▶ [Task brief] Collect every line in the records below that contains the word "Sample".

########################################

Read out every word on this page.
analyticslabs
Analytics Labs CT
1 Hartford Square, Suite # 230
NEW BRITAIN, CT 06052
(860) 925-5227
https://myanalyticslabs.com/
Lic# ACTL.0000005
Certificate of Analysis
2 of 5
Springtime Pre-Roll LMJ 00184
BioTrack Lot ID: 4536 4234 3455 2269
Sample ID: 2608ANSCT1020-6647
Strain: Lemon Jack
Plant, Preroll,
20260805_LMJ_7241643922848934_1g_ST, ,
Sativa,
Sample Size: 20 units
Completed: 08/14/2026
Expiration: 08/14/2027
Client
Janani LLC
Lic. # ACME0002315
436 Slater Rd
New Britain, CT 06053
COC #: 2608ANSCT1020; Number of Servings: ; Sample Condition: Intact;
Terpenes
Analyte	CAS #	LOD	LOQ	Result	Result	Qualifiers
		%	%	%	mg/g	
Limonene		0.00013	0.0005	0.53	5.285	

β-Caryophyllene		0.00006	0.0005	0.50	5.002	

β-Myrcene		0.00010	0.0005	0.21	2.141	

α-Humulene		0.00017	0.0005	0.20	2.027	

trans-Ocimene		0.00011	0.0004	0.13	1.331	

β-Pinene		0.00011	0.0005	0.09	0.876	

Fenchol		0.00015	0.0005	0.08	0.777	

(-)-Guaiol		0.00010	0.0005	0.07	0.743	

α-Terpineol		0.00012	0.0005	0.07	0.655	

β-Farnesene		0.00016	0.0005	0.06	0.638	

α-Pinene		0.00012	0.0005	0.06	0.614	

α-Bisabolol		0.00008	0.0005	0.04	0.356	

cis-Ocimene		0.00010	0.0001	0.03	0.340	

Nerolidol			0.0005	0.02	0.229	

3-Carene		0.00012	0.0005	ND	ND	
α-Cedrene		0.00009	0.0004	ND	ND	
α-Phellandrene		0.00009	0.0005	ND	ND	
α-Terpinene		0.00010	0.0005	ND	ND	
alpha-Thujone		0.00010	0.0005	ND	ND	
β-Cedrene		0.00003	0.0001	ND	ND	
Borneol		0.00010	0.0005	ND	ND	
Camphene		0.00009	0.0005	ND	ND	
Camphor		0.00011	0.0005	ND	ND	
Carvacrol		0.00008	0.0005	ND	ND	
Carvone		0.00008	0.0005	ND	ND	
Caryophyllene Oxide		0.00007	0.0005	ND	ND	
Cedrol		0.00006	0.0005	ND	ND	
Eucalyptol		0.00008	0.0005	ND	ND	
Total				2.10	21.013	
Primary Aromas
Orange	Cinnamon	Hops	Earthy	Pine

########################################

▶ [Task answer]
Sample ID: 2608ANSCT1020-6647
Sample Size: 20 units
COC #: 2608ANSCT1020; Number of Servings: ; Sample Condition: Intact;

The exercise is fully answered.